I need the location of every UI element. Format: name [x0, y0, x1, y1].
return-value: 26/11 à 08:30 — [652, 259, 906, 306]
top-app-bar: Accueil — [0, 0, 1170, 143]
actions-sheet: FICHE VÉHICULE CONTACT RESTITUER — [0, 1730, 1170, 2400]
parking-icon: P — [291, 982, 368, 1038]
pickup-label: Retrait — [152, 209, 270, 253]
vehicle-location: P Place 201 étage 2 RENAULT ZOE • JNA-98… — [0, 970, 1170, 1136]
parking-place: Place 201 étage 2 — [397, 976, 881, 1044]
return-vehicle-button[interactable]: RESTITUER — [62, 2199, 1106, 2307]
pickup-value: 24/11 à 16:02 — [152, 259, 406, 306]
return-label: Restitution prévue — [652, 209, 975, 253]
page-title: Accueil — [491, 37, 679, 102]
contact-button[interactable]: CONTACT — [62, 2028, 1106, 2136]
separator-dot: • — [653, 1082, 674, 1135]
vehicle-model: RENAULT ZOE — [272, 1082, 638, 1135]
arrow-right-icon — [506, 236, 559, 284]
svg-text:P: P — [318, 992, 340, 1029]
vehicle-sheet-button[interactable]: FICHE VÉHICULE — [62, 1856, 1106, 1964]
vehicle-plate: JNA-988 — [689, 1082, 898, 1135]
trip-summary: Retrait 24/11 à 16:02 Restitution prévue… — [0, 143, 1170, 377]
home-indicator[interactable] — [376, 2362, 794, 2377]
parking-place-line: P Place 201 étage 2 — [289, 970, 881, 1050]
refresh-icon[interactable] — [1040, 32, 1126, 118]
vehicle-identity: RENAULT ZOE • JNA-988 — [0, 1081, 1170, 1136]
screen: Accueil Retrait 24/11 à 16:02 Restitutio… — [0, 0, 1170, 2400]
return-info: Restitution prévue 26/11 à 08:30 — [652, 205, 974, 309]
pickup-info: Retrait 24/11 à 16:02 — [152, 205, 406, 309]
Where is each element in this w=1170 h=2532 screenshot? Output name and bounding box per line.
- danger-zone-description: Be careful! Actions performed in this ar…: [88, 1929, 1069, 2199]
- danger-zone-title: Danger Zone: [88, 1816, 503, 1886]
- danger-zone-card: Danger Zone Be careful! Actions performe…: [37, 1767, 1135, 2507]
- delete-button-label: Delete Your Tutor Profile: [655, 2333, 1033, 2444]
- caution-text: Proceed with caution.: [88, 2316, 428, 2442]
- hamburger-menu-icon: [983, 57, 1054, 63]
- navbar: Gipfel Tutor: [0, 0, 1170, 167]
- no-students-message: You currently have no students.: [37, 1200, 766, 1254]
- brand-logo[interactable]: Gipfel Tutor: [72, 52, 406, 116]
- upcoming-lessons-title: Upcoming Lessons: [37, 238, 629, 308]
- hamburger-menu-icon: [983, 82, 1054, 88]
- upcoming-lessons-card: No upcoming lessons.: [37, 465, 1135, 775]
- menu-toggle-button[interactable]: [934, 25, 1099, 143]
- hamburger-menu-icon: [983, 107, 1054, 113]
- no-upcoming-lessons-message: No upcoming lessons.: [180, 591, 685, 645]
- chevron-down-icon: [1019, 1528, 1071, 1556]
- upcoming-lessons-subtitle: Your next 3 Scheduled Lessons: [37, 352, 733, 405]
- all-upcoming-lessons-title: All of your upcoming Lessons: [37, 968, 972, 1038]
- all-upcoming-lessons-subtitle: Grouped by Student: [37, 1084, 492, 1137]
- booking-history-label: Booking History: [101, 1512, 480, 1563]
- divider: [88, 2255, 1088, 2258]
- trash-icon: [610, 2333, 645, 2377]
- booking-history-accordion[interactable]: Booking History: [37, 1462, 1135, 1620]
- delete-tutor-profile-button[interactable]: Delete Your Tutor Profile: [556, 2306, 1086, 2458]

___

| Task goal |
Gather every line of the data above that contains the string "pickup".

| Exercise output |
pickup-label: Retrait — [152, 209, 270, 253]
pickup-value: 24/11 à 16:02 — [152, 259, 406, 306]
pickup-info: Retrait 24/11 à 16:02 — [152, 205, 406, 309]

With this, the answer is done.